→ THE EXERCISE
Pull each line containing "draft" out of the data and copy it.

→ INPUT
========

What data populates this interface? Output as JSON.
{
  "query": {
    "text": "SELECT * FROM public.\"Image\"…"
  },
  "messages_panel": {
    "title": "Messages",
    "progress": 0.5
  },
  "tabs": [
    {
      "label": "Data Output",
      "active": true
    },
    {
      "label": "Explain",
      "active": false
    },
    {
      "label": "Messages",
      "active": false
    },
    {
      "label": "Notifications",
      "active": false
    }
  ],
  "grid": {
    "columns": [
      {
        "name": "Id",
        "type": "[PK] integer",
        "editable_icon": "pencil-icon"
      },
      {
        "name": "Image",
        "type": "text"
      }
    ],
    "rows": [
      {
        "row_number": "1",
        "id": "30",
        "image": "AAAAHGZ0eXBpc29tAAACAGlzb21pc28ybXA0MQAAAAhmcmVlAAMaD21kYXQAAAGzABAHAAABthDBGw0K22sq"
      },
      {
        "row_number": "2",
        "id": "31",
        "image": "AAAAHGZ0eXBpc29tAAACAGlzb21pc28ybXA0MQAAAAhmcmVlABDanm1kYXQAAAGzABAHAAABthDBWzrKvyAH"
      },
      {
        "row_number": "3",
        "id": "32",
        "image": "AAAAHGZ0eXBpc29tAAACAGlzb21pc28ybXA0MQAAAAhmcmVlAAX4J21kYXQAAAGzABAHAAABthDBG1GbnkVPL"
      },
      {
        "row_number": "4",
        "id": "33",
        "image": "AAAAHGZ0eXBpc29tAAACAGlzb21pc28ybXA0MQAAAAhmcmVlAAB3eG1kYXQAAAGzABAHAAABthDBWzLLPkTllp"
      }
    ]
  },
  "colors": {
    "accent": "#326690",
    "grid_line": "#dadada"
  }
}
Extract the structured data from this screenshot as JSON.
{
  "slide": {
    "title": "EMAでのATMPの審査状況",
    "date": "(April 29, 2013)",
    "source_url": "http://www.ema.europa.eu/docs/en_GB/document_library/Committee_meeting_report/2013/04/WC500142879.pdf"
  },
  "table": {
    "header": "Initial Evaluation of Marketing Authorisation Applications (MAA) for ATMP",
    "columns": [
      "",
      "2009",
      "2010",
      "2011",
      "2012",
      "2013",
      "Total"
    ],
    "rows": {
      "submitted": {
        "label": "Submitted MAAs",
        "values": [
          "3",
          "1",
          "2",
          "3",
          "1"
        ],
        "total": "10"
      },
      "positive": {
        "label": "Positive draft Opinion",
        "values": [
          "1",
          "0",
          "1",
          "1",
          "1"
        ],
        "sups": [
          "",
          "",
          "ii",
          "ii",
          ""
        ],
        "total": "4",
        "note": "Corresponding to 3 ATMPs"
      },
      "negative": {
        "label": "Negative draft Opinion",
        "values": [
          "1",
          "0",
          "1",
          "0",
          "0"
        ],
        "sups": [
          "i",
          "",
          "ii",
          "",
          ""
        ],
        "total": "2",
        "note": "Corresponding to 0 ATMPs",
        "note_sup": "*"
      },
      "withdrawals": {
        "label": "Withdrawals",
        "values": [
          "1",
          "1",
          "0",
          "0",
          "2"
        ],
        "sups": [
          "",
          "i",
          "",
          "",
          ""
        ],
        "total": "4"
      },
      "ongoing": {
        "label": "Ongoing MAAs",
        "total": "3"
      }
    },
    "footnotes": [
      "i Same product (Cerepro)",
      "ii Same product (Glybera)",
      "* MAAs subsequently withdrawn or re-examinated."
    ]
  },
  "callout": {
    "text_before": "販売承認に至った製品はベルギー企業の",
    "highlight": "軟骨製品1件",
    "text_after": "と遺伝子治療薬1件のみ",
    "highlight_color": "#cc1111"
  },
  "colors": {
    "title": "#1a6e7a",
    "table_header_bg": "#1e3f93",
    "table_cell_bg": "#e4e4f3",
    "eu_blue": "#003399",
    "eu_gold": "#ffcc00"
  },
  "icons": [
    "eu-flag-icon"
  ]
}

========

→ ANSWER
        "label": "Positive draft Opinion",
        "label": "Negative draft Opinion",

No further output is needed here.